Dataset entries:

━━━━━━━━━━━━━━━━

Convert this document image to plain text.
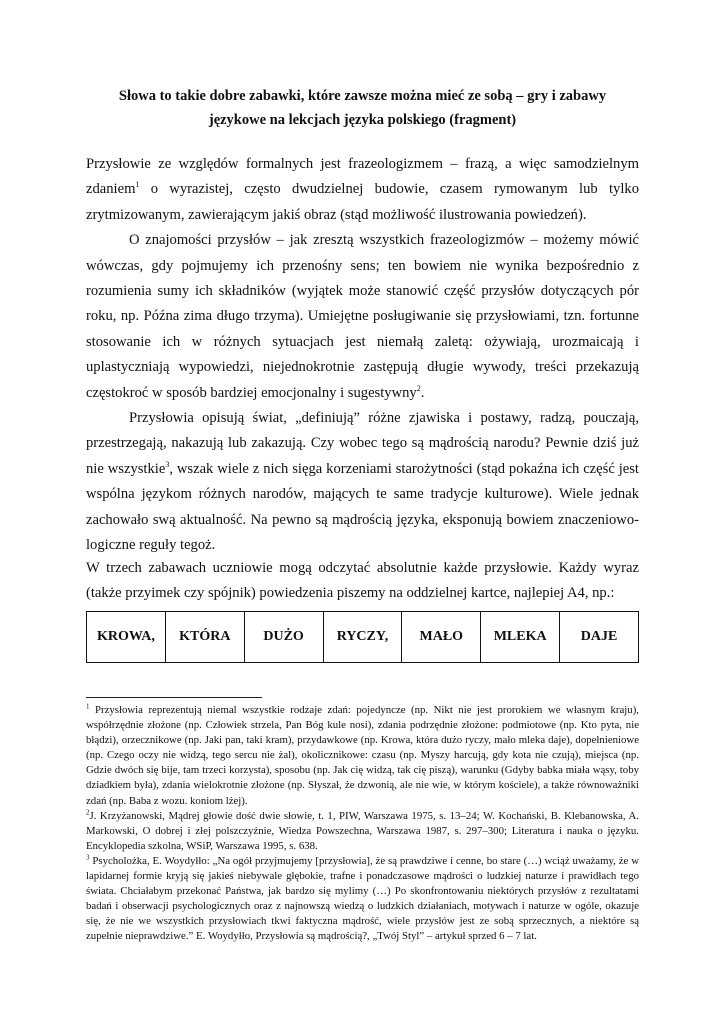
Słowa to takie dobre zabawki, które zawsze można mieć ze sobą – gry i zabawy
językowe na lekcjach języka polskiego (fragment)

Przysłowie ze względów formalnych jest frazeologizmem – frazą, a więc samodzielnym zdaniem$^1$ o wyrazistej, często dwudzielnej budowie, czasem rymowanym lub tylko zrytmizowanym, zawierającym jakiś obraz (stąd możliwość ilustrowania powiedzeń).

O znajomości przysłów – jak zresztą wszystkich frazeologizmów – możemy mówić wówczas, gdy pojmujemy ich przenośny sens; ten bowiem nie wynika bezpośrednio z rozumienia sumy ich składników (wyjątek może stanowić część przysłów dotyczących pór roku, np. Późna zima długo trzyma). Umiejętne posługiwanie się przysłowiami, tzn. fortunne stosowanie ich w różnych sytuacjach jest niemałą zaletą: ożywiają, urozmaicają i uplastyczniają wypowiedzi, niejednokrotnie zastępują długie wywody, treści przekazują częstokroć w sposób bardziej emocjonalny i sugestywny$^2$.

Przysłowia opisują świat, „definiują” różne zjawiska i postawy, radzą, pouczają, przestrzegają, nakazują lub zakazują. Czy wobec tego są mądrością narodu? Pewnie dziś już nie wszystkie$^3$, wszak wiele z nich sięga korzeniami starożytności (stąd pokaźna ich część jest wspólna językom różnych narodów, mających te same tradycje kulturowe). Wiele jednak zachowało swą aktualność. Na pewno są mądrością języka, eksponują bowiem znaczeniowo-logiczne reguły tegoż.

W trzech zabawach uczniowie mogą odczytać absolutnie każde przysłowie. Każdy wyraz (także przyimek czy spójnik) powiedzenia piszemy na oddzielnej kartce, najlepiej A4, np.:

KROWA,	KTÓRA	DUŻO	RYCZY,	MAŁO	MLEKA	DAJE

$^1$ Przysłowia reprezentują niemal wszystkie rodzaje zdań: pojedyncze (np. Nikt nie jest prorokiem we własnym kraju), współrzędnie złożone (np. Człowiek strzela, Pan Bóg kule nosi), zdania podrzędnie złożone: podmiotowe (np. Kto pyta, nie błądzi), orzecznikowe (np. Jaki pan, taki kram), przydawkowe (np. Krowa, która dużo ryczy, mało mleka daje), dopełnieniowe (np. Czego oczy nie widzą, tego sercu nie żal), okolicznikowe: czasu (np. Myszy harcują, gdy kota nie czują), miejsca (np. Gdzie dwóch się bije, tam trzeci korzysta), sposobu (np. Jak cię widzą, tak cię piszą), warunku (Gdyby babka miała wąsy, toby dziadkiem była), zdania wielokrotnie złożone (np. Słyszał, że dzwonią, ale nie wie, w którym kościele), a także równoważniki zdań (np. Baba z wozu. koniom lżej).

$^2$J. Krzyżanowski, Mądrej głowie dość dwie słowie, t. 1, PIW, Warszawa 1975, s. 13–24; W. Kochański, B. Klebanowska, A. Markowski, O dobrej i złej polszczyźnie, Wiedza Powszechna, Warszawa 1987, s. 297–300; Literatura i nauka o języku. Encyklopedia szkolna, WSiP, Warszawa 1995, s. 638.

$^3$ Psycholożka, E. Woydyłło: „Na ogół przyjmujemy [przysłowia], że są prawdziwe i cenne, bo stare (…) wciąż uważamy, że w lapidarnej formie kryją się jakieś niebywale głębokie, trafne i ponadczasowe mądrości o ludzkiej naturze i prawidłach tego świata. Chciałabym przekonać Państwa, jak bardzo się mylimy (…) Po skonfrontowaniu niektórych przysłów z rezultatami badań i obserwacji psychologicznych oraz z najnowszą wiedzą o ludzkich działaniach, motywach i naturze w ogóle, okazuje się, że nie we wszystkich przysłowiach tkwi faktyczna mądrość, wiele przysłów jest ze sobą sprzecznych, a niektóre są zupełnie nieprawdziwe.” E. Woydyłło, Przysłowia są mądrością?, „Twój Styl” – artykuł sprzed 6 – 7 lat.
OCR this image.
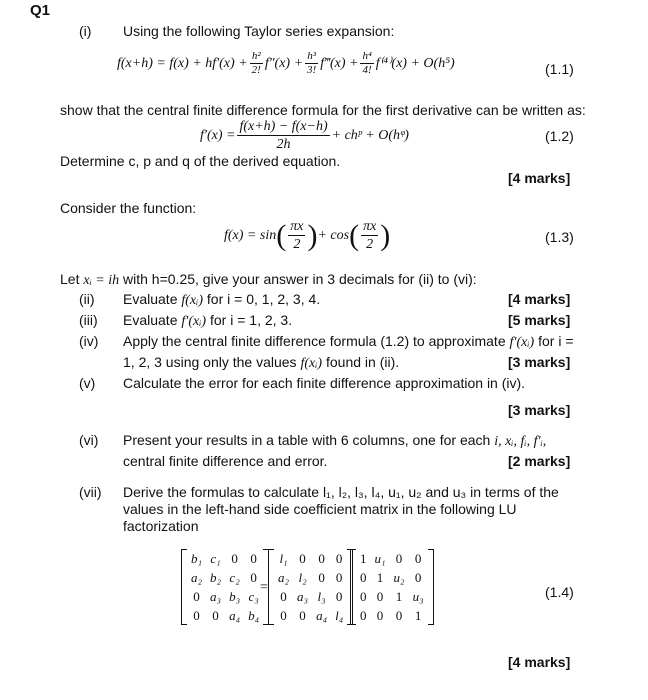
Q1
(i) Using the following Taylor series expansion:
$f(x+h) = f(x) + hf'(x) + \frac{\text{h²}}{2!} f''(x) + \frac{\text{h³}}{3!}$ f‴(x) + $\frac{\text{h⁴}}{4!} f^{(4)}(x) + O(h^5)$	(1.1)
show that the central finite difference formula for the first derivative can be written as:
$f'(x) = \frac{f(x+h) - f(x-h)}{2h}$ + chᵖ + O(hᵠ)	(1.2)
Determine c, p and q of the derived equation.
[4 marks]
Consider the function:
f(x) = sin ( $\frac{\pi x}{2}$ ) + cos ( $\frac{\pi x}{2}$ )	(1.3)
Let xᵢ = ih with h=0.25, give your answer in 3 decimals for (ii) to (vi):
(ii) Evaluate f(xᵢ) for i = 0, 1, 2, 3, 4.	[4 marks]
(iii) Evaluate f′(xᵢ) for i = 1, 2, 3.	[5 marks]
(iv) Apply the central finite difference formula (1.2) to approximate f′(xᵢ) for i =
1, 2, 3 using only the values f(xᵢ) found in (ii).	[3 marks]
(v) Calculate the error for each finite difference approximation in (iv).
[3 marks]
(vi) Present your results in a table with 6 columns, one for each i, xᵢ, fᵢ, f′ᵢ,
central finite difference and error.	[2 marks]
(vii) Derive the formulas to calculate l₁, l₂, l₃, l₄, u₁, u₂ and u₃ in terms of the
values in the left-hand side coefficient matrix in the following LU
factorization
b₁	c₁	0	0
a₂	b₂	c₂	0
0	a₃	b₃	c₃
0	0	a₄	b₄
=
l₁	0	0	0
a₂	l₂	0	0
0	a₃	l₃	0
0	0	a₄	l₄
1	u₁	0	0
0	1	u₂	0
0	0	1	u₃
0	0	0	1
(1.4)
[4 marks]
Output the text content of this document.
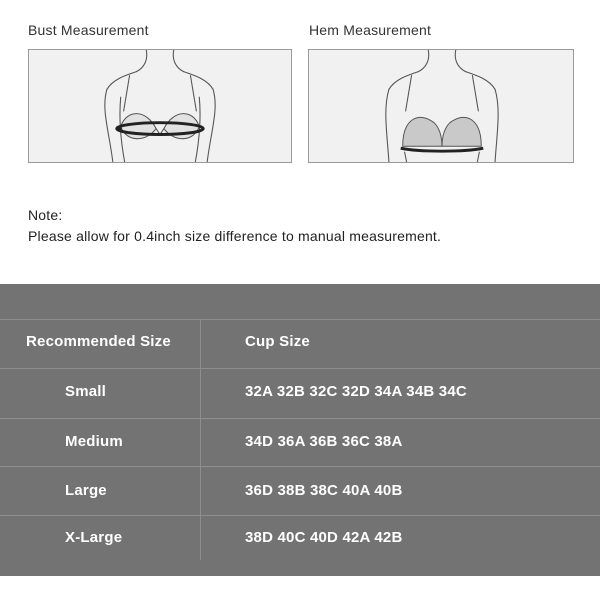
Bust Measurement	Hem Measurement
Note:
Please allow for 0.4inch size difference to manual measurement.
Recommended Size	Cup Size
Small	32A 32B 32C 32D 34A 34B 34C
Medium	34D 36A 36B 36C 38A
Large	36D 38B 38C 40A 40B
X-Large	38D 40C 40D 42A 42B
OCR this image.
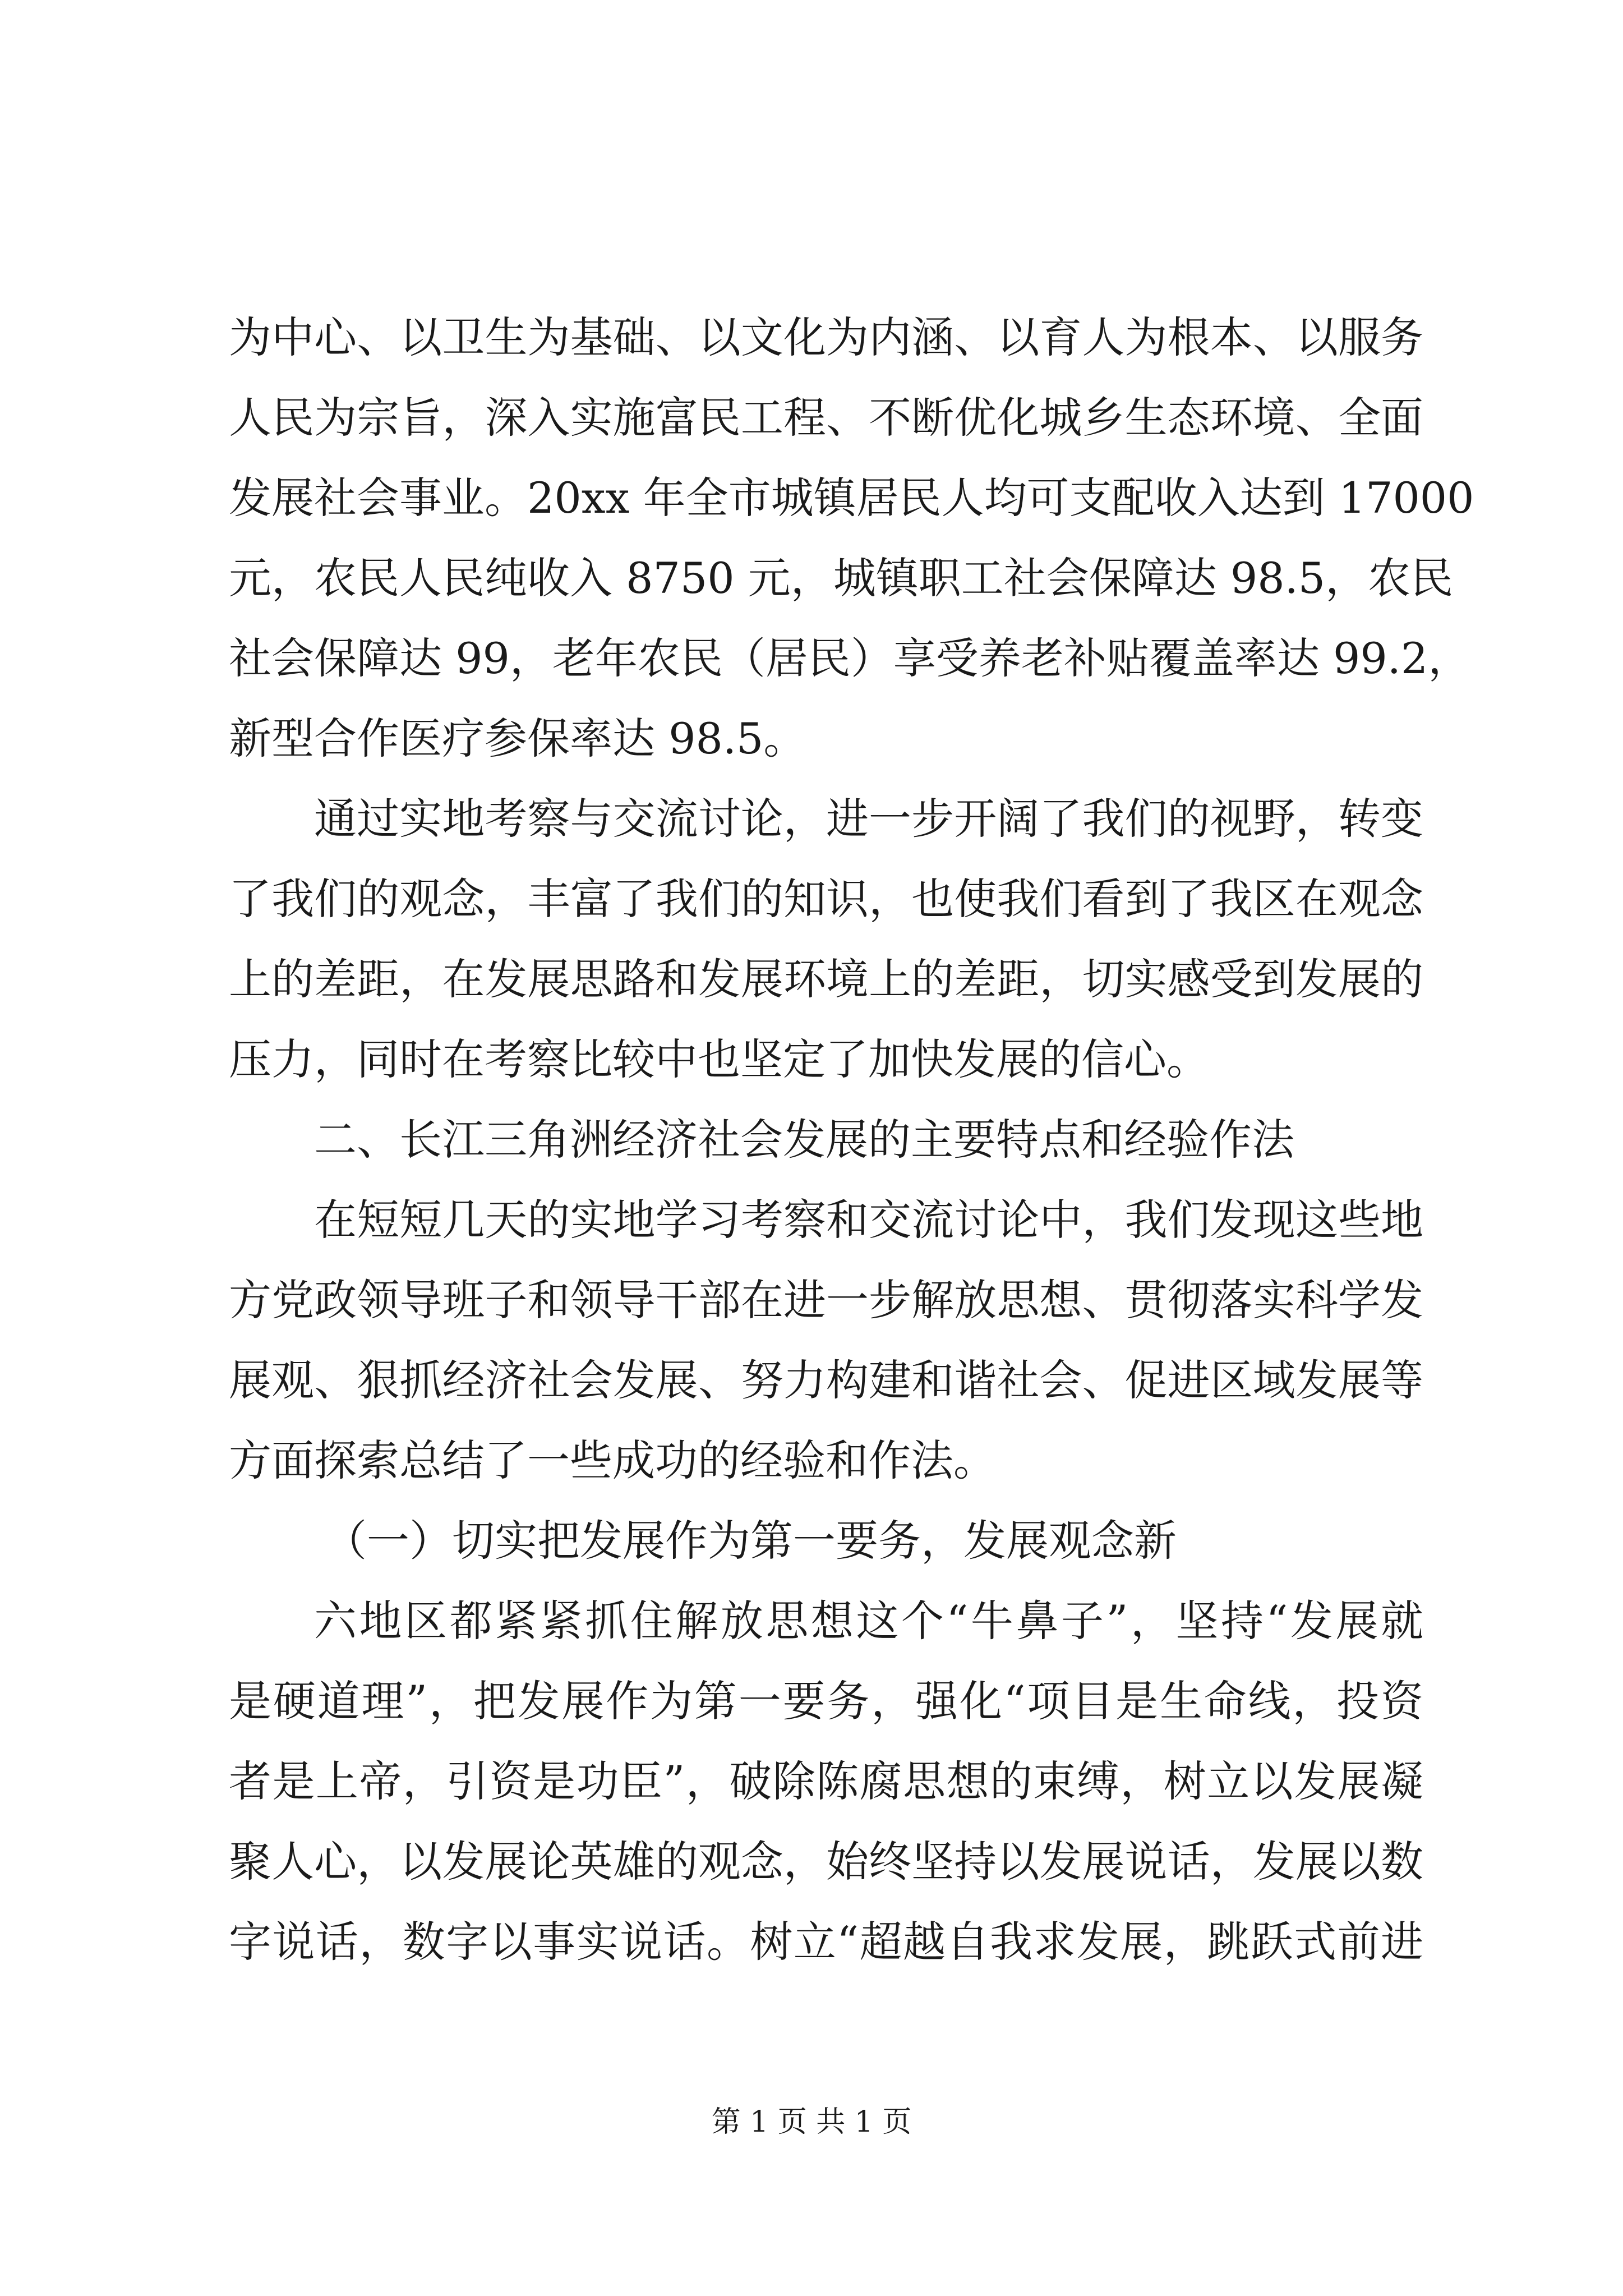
为中心、以卫生为基础、以文化为内涵、以育人为根本、以服务
人民为宗旨，深入实施富民工程、不断优化城乡生态环境、全面
发展社会事业。20xx 年全市城镇居民人均可支配收入达到 17000
元，农民人民纯收入 8750 元，城镇职工社会保障达 98.5，农民
社会保障达 99，老年农民（居民）享受养老补贴覆盖率达 99.2，
新型合作医疗参保率达 98.5。
通过实地考察与交流讨论，进一步开阔了我们的视野，转变
了我们的观念，丰富了我们的知识，也使我们看到了我区在观念
上的差距，在发展思路和发展环境上的差距，切实感受到发展的
压力，同时在考察比较中也坚定了加快发展的信心。
二、长江三角洲经济社会发展的主要特点和经验作法
在短短几天的实地学习考察和交流讨论中，我们发现这些地
方党政领导班子和领导干部在进一步解放思想、贯彻落实科学发
展观、狠抓经济社会发展、努力构建和谐社会、促进区域发展等
方面探索总结了一些成功的经验和作法。
（一）切实把发展作为第一要务，发展观念新
六地区都紧紧抓住解放思想这个“牛鼻子”，坚持“发展就
是硬道理”，把发展作为第一要务，强化“项目是生命线，投资
者是上帝，引资是功臣”，破除陈腐思想的束缚，树立以发展凝
聚人心，以发展论英雄的观念，始终坚持以发展说话，发展以数
字说话，数字以事实说话。树立“超越自我求发展，跳跃式前进
第 1 页 共 1 页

━━━━━━━━━━━━━━━━

» PROBLEM TO SOLVE:
Out of the preceding entries, pull every line containing the string "your".

» OUTPUT FOR THIS TASK:
Let xᵢ = ih with h=0.25, give your answer in 3 decimals for (ii) to (vi):
(vi) Present your results in a table with 6 columns, one for each i, xᵢ, fᵢ, f′ᵢ,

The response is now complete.